# PROBLEM TO SOLVE
Rewrite the part of the data that opens with the line containing "320, 804, 550]" and closes with the line containing "361, 32, 376]", swapping "deg C" for "degrees C" and leaving everything else as it is.
---
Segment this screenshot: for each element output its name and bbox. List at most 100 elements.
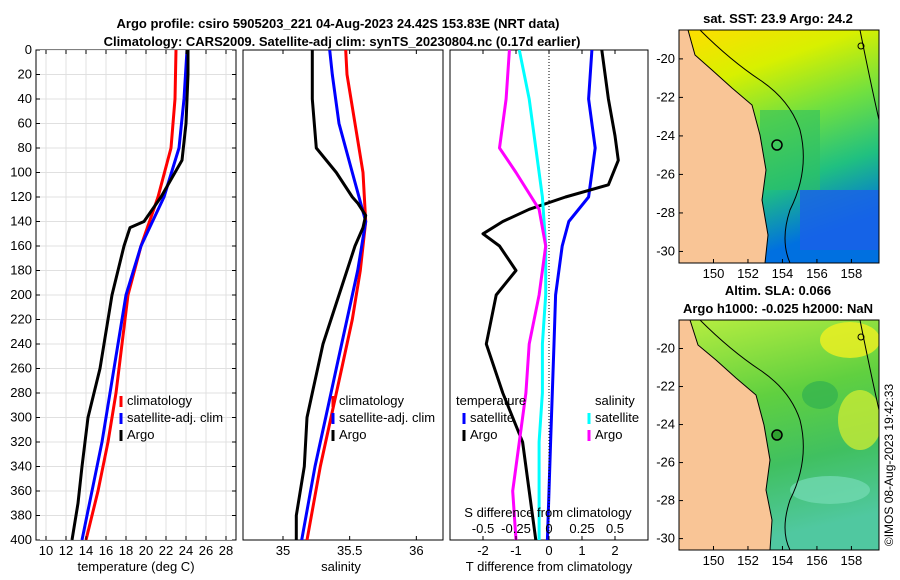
sla-contour	[699, 320, 804, 550]
map-y-tick-label: -20	[656, 341, 675, 356]
map-y-tick-label: -24	[656, 128, 675, 143]
legend-heading-temperature: temperature	[456, 393, 526, 408]
map-ticks: 150 152 154 156 158 -20 -22 -24 -26 -28 -30 150 152 1…	[656, 51, 862, 568]
sst-mid-region	[760, 110, 820, 190]
temperature-xlabel: temperature (deg C)	[77, 559, 194, 574]
map-y-tick-label: -30	[656, 243, 675, 258]
y-tick-label: 80	[18, 140, 32, 155]
legend-label-t-argo: Argo	[470, 427, 497, 442]
sla-map-title-1: Altim. SLA: 0.066	[725, 283, 831, 298]
map-y-tick-label: -28	[656, 493, 675, 508]
sla-high-east	[838, 390, 879, 450]
imos-watermark: ©IMOS 08-Aug-2023 19:42:33	[882, 384, 896, 547]
sla-argo-marker	[771, 429, 783, 441]
legend-label-s-argo: Argo	[595, 427, 622, 442]
x-tick-label: 2	[611, 543, 618, 558]
y-tick-label: 260	[10, 361, 32, 376]
series-line-s-argo	[498, 50, 548, 540]
series-line-s-satellite	[517, 50, 548, 540]
map-x-tick-label: 152	[737, 553, 759, 568]
sst-map-title: sat. SST: 23.9 Argo: 24.2	[703, 11, 853, 26]
y-tick-label: 280	[10, 385, 32, 400]
legend-label-argo: Argo	[127, 427, 154, 442]
series-line-t-argo	[481, 50, 620, 540]
sst-map	[679, 30, 879, 263]
map-x-tick-label: 154	[772, 553, 794, 568]
series-line-climatology	[305, 50, 368, 540]
legend-label-climatology: climatology	[127, 393, 193, 408]
series-line-t-satellite	[545, 50, 597, 540]
legend-label-climatology: climatology	[339, 393, 405, 408]
x-tick-label: 14	[79, 543, 93, 558]
x-tick-label: 26	[199, 543, 213, 558]
legend-label-argo: Argo	[339, 427, 366, 442]
sla-high-north	[820, 322, 879, 358]
x-tick-label: 1	[578, 543, 585, 558]
y-tick-label: 240	[10, 336, 32, 351]
sst-contour-east	[859, 30, 879, 121]
map-y-tick-label: -26	[656, 455, 675, 470]
x-tick-label: 24	[179, 543, 193, 558]
map-x-tick-label: 154	[772, 266, 794, 281]
x-tick-label: 35.5	[337, 543, 362, 558]
sst-cool-region	[800, 190, 879, 250]
temperature-grid	[36, 50, 236, 540]
sla-map	[679, 320, 879, 550]
map-y-tick-label: -30	[656, 531, 675, 546]
series-line-argo	[294, 50, 368, 540]
x-top-tick-label: 0.25	[569, 521, 594, 536]
x-tick-label: 28	[219, 543, 233, 558]
difference-xlabel: T difference from climatology	[466, 559, 633, 574]
figure-title-line2: Climatology: CARS2009. Satellite-adj cli…	[104, 34, 581, 49]
series-line-satellite-adj-clim	[80, 50, 189, 540]
sla-low-south	[790, 476, 870, 504]
sla-land	[679, 320, 773, 550]
y-tick-label: 320	[10, 434, 32, 449]
sst-map-frame	[678, 29, 880, 264]
map-x-tick-label: 158	[841, 553, 863, 568]
sla-low-centre	[802, 381, 838, 409]
salinity-lines	[294, 50, 368, 540]
map-y-tick-label: -26	[656, 166, 675, 181]
x-top-tick-label: -0.5	[472, 521, 494, 536]
x-tick-label: 0	[545, 543, 552, 558]
sla-island	[857, 333, 865, 341]
x-tick-label: -2	[477, 543, 489, 558]
y-tick-label: 120	[10, 189, 32, 204]
figure-title-line1: Argo profile: csiro 5905203_221 04-Aug-2…	[117, 16, 560, 31]
y-tick-label: 160	[10, 238, 32, 253]
map-y-tick-label: -28	[656, 205, 675, 220]
y-tick-label: 400	[10, 532, 32, 547]
x-tick-label: 18	[119, 543, 133, 558]
legend-label-satellite: satellite-adj. clim	[339, 410, 435, 425]
salinity-plot-frame	[242, 49, 444, 541]
y-tick-label: 40	[18, 91, 32, 106]
y-tick-label: 0	[25, 42, 32, 57]
map-x-tick-label: 152	[737, 266, 759, 281]
x-tick-label: 10	[39, 543, 53, 558]
x-tick-label: 20	[139, 543, 153, 558]
x-tick-label: -1	[510, 543, 522, 558]
sla-map-frame	[678, 319, 880, 551]
y-tick-label: 140	[10, 214, 32, 229]
y-tick-label: 340	[10, 459, 32, 474]
difference-xlabel-top: S difference from climatology	[464, 505, 632, 520]
x-tick-label: 36	[409, 543, 423, 558]
sla-map-title-2: Argo h1000: -0.025 h2000: NaN	[683, 301, 873, 316]
map-x-tick-label: 158	[841, 266, 863, 281]
map-y-tick-label: -24	[656, 417, 675, 432]
y-tick-label: 380	[10, 508, 32, 523]
y-tick-label: 60	[18, 116, 32, 131]
salinity-legend: climatology satellite-adj. clim Argo	[331, 393, 435, 442]
y-tick-label: 220	[10, 312, 32, 327]
series-line-climatology	[84, 50, 178, 540]
x-top-tick-label: 0	[545, 521, 552, 536]
sst-contour	[699, 30, 804, 263]
map-x-tick-label: 150	[703, 266, 725, 281]
salinity-xlabel: salinity	[321, 559, 361, 574]
x-top-tick-label: 0.5	[606, 521, 624, 536]
legend-label-t-satellite: satellite	[470, 410, 514, 425]
series-line-argo	[70, 50, 190, 540]
series-line-satellite-adj-clim	[300, 50, 368, 540]
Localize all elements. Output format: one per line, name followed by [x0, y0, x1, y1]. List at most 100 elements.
---
# TASK ANSWER
sla-contour	[699, 320, 804, 550]
map-y-tick-label: -20	[656, 341, 675, 356]
map-y-tick-label: -24	[656, 128, 675, 143]
legend-heading-temperature: temperature	[456, 393, 526, 408]
map-ticks: 150 152 154 156 158 -20 -22 -24 -26 -28 -30 150 152 1…	[656, 51, 862, 568]
sst-mid-region	[760, 110, 820, 190]
temperature-xlabel: temperature (degrees C)	[77, 559, 194, 574]
map-y-tick-label: -30	[656, 243, 675, 258]
y-tick-label: 80	[18, 140, 32, 155]
legend-label-t-argo: Argo	[470, 427, 497, 442]
sla-map-title-1: Altim. SLA: 0.066	[725, 283, 831, 298]
map-y-tick-label: -28	[656, 493, 675, 508]
sla-high-east	[838, 390, 879, 450]
imos-watermark: ©IMOS 08-Aug-2023 19:42:33	[882, 384, 896, 547]
sla-argo-marker	[771, 429, 783, 441]
legend-label-s-argo: Argo	[595, 427, 622, 442]
x-tick-label: 2	[611, 543, 618, 558]
y-tick-label: 260	[10, 361, 32, 376]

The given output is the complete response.